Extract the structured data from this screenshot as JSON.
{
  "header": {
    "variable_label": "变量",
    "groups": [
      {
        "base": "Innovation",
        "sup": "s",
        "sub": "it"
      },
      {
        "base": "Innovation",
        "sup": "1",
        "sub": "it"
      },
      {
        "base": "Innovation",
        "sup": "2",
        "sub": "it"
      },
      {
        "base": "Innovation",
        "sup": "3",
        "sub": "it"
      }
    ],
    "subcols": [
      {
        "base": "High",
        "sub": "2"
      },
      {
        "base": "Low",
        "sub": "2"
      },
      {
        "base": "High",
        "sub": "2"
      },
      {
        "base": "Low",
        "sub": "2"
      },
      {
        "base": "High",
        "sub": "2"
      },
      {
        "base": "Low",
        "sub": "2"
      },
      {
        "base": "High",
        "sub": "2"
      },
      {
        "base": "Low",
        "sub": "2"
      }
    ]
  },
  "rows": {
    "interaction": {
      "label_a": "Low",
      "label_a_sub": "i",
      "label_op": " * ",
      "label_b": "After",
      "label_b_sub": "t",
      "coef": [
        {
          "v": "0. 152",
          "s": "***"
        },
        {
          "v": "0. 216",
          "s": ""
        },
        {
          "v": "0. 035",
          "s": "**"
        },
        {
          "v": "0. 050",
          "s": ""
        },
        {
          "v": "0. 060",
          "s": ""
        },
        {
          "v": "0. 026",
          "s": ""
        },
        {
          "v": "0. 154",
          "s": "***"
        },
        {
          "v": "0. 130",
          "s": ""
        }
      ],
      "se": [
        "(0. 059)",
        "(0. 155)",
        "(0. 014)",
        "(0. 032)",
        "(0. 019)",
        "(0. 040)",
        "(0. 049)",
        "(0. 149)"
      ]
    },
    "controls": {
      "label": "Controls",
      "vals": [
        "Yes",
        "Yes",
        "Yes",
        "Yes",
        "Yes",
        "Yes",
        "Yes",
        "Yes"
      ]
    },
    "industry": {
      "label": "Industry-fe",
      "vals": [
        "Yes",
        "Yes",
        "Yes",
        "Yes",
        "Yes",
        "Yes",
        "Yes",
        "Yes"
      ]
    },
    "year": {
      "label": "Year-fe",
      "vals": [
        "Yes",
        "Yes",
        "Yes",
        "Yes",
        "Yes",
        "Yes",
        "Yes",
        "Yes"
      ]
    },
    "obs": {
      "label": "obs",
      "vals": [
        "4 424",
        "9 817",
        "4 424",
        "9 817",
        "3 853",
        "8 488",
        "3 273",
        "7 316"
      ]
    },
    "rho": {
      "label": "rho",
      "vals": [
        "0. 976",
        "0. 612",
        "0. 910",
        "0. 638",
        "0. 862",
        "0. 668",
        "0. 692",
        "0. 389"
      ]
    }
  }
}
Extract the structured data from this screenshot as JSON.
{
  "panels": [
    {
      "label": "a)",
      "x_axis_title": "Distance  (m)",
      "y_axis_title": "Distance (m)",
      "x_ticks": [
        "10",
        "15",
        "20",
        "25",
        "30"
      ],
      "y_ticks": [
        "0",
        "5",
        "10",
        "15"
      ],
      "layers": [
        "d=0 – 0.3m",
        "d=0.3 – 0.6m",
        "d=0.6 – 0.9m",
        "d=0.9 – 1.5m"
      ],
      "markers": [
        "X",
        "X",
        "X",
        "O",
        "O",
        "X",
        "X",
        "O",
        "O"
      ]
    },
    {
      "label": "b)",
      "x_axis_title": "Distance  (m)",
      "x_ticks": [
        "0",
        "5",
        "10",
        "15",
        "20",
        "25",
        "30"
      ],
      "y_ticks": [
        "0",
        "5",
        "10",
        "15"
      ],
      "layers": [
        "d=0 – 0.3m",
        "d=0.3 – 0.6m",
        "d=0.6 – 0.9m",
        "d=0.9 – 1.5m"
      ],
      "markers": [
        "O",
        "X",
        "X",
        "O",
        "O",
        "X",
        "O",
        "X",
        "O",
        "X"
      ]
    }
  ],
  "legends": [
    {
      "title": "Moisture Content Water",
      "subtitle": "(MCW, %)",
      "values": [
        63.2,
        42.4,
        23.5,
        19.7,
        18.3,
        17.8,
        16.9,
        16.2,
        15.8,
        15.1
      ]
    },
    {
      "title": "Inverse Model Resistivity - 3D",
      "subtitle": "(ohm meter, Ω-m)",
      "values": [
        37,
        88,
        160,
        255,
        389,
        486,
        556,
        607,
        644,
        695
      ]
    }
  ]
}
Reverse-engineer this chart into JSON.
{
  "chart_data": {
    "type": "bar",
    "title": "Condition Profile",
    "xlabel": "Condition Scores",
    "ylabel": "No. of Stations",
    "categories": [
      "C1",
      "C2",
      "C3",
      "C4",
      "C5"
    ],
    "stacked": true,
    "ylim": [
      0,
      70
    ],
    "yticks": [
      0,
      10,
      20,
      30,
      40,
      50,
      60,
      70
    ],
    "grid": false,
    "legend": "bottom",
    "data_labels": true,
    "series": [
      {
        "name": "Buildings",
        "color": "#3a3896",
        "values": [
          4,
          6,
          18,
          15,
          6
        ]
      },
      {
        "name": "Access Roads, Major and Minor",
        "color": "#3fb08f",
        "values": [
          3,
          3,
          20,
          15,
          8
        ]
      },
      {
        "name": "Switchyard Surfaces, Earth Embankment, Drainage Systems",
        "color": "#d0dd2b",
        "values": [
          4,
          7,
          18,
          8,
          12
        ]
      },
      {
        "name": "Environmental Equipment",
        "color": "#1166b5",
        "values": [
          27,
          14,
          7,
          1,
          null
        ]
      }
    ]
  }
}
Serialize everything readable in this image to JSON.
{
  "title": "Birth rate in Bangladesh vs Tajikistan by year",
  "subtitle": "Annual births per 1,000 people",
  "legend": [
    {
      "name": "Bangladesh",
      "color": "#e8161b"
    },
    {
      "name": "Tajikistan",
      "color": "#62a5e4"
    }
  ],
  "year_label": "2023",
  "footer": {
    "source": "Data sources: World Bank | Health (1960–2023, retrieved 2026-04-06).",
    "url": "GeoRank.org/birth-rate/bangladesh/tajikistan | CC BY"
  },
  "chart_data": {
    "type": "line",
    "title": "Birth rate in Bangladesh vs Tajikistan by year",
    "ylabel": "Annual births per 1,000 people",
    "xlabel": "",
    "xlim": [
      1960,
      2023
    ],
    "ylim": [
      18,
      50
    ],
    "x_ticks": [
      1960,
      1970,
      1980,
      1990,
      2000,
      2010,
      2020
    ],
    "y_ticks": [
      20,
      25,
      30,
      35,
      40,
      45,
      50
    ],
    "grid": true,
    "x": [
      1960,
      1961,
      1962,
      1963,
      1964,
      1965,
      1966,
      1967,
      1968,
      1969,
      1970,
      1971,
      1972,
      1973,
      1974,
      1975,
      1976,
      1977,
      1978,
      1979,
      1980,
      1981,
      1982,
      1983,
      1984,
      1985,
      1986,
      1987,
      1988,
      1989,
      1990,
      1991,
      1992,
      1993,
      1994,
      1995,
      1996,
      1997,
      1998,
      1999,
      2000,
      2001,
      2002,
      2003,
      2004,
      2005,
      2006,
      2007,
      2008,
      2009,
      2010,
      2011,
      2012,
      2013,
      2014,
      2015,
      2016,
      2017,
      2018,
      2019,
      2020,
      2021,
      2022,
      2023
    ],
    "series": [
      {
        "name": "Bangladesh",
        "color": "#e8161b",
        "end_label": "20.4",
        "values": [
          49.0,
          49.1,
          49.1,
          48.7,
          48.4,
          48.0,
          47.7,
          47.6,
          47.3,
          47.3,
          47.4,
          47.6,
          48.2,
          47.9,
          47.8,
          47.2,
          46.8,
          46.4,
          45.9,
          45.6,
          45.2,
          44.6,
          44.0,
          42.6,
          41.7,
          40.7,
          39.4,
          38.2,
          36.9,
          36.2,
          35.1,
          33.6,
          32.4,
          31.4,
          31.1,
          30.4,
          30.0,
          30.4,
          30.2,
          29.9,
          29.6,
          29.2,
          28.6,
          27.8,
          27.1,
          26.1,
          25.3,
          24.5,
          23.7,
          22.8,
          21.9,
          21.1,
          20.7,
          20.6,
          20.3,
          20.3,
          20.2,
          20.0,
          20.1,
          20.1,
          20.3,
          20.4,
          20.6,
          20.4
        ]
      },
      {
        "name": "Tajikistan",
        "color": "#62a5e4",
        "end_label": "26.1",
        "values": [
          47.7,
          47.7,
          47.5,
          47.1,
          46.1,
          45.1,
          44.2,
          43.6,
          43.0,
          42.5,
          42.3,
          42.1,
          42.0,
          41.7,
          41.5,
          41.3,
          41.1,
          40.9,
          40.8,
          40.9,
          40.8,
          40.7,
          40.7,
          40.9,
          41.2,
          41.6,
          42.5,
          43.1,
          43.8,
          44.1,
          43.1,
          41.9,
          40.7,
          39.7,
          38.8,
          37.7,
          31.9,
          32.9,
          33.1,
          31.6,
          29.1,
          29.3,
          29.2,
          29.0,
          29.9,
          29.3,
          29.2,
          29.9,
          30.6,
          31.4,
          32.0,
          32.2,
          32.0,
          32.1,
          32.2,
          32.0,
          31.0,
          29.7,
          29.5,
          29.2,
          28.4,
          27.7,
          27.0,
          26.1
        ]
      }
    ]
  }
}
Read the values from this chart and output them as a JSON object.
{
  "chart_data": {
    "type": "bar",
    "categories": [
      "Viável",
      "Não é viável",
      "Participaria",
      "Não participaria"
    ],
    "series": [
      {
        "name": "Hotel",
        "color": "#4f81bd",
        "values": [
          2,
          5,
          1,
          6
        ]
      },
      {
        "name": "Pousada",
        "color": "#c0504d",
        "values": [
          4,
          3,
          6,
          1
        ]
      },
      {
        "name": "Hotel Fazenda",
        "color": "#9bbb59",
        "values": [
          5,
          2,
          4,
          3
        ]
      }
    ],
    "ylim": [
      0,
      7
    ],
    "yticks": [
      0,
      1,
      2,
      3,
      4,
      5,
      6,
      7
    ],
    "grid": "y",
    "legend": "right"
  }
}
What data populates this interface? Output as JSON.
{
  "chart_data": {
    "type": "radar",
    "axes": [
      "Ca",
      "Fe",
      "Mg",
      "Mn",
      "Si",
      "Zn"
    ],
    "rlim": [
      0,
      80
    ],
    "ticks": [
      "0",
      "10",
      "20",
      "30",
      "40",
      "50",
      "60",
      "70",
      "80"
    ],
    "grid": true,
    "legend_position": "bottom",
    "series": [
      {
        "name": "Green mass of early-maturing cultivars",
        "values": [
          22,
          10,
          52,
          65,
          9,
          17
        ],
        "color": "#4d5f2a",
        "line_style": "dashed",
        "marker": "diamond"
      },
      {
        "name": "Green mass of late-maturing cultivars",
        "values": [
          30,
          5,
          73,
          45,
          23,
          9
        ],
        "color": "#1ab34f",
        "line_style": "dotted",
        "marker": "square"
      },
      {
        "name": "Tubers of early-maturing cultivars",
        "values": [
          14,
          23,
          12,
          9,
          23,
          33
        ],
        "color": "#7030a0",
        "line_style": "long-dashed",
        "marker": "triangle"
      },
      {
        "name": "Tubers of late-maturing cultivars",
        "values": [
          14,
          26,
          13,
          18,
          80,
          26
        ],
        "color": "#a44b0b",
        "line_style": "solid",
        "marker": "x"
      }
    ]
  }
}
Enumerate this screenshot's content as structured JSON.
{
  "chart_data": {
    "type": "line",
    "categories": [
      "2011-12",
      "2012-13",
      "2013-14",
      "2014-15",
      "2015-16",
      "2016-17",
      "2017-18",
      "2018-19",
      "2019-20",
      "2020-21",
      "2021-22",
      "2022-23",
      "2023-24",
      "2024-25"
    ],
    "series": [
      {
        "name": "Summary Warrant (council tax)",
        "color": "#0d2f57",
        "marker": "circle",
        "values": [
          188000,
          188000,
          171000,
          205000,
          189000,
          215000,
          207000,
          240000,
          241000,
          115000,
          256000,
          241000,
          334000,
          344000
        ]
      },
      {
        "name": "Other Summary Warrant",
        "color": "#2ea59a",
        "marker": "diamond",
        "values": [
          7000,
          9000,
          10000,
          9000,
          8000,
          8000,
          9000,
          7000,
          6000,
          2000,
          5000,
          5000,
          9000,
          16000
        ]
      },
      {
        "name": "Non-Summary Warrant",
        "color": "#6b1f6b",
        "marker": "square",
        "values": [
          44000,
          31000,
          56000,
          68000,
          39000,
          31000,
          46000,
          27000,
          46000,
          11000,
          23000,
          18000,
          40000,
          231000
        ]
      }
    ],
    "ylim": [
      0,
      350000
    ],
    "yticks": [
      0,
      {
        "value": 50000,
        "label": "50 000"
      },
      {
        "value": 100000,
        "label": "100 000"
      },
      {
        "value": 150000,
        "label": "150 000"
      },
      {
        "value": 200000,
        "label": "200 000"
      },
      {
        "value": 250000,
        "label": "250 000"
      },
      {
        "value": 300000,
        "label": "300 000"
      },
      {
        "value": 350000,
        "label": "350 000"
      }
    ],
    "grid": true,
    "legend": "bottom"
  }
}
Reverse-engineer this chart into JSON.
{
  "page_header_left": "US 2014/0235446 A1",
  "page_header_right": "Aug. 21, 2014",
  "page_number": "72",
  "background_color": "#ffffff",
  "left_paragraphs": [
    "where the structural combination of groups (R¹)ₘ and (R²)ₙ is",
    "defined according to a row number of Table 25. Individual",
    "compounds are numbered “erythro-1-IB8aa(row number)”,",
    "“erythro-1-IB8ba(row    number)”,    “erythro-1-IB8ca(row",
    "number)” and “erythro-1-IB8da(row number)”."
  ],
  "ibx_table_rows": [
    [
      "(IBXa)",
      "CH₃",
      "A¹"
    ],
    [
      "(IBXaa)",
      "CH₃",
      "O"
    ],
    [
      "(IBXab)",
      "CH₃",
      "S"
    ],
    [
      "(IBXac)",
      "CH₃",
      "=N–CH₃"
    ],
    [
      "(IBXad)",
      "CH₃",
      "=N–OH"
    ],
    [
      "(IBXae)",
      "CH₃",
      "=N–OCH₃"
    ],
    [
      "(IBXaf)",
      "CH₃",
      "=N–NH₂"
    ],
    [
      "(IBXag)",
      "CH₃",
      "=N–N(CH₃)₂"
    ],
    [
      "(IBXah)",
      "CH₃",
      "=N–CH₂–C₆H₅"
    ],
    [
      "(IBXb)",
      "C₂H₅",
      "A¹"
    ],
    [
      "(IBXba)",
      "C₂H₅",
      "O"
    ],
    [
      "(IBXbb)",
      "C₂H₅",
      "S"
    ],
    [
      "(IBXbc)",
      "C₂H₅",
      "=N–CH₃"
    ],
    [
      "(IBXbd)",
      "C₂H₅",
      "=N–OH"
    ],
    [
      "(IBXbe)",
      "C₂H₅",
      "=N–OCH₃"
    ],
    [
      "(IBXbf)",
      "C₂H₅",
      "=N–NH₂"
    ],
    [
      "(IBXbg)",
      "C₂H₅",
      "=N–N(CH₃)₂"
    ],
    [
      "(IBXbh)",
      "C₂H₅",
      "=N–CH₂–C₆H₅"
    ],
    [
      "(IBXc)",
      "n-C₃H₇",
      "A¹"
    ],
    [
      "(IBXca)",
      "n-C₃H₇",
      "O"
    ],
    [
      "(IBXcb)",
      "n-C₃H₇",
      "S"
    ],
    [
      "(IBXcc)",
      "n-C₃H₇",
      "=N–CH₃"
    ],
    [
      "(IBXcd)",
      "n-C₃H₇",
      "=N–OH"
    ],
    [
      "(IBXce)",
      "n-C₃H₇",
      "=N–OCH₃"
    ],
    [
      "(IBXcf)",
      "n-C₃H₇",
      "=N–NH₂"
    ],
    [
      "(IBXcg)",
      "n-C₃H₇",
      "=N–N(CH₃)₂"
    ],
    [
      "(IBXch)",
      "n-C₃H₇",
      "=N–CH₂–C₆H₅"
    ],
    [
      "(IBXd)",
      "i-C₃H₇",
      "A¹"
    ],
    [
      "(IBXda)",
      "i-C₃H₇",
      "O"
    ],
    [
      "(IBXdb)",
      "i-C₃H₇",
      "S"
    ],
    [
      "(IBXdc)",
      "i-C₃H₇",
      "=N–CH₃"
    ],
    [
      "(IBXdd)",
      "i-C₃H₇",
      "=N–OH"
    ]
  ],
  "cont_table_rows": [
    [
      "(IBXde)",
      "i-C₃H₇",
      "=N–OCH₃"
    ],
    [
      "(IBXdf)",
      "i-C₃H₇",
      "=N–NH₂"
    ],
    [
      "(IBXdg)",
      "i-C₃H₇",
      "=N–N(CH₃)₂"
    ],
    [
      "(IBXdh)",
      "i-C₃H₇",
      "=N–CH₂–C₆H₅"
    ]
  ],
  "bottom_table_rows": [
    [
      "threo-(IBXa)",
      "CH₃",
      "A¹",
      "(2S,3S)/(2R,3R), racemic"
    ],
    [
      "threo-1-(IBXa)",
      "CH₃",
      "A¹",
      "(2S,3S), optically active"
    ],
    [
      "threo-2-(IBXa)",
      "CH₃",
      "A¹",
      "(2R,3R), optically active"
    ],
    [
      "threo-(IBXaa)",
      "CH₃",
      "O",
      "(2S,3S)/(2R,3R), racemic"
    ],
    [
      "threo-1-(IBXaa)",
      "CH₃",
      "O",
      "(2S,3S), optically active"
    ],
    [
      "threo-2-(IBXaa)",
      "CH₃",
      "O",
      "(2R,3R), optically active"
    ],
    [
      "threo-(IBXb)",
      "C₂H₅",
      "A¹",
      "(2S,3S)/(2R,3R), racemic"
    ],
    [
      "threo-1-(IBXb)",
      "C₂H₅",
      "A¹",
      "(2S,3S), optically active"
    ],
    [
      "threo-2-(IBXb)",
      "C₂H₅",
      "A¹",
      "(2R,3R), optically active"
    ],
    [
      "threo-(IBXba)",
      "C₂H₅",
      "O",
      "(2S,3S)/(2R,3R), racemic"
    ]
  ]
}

--------

What you have to do.
In the material above, tally every line with the string "subtitle" in it, then give that number alone.

Task solution.
3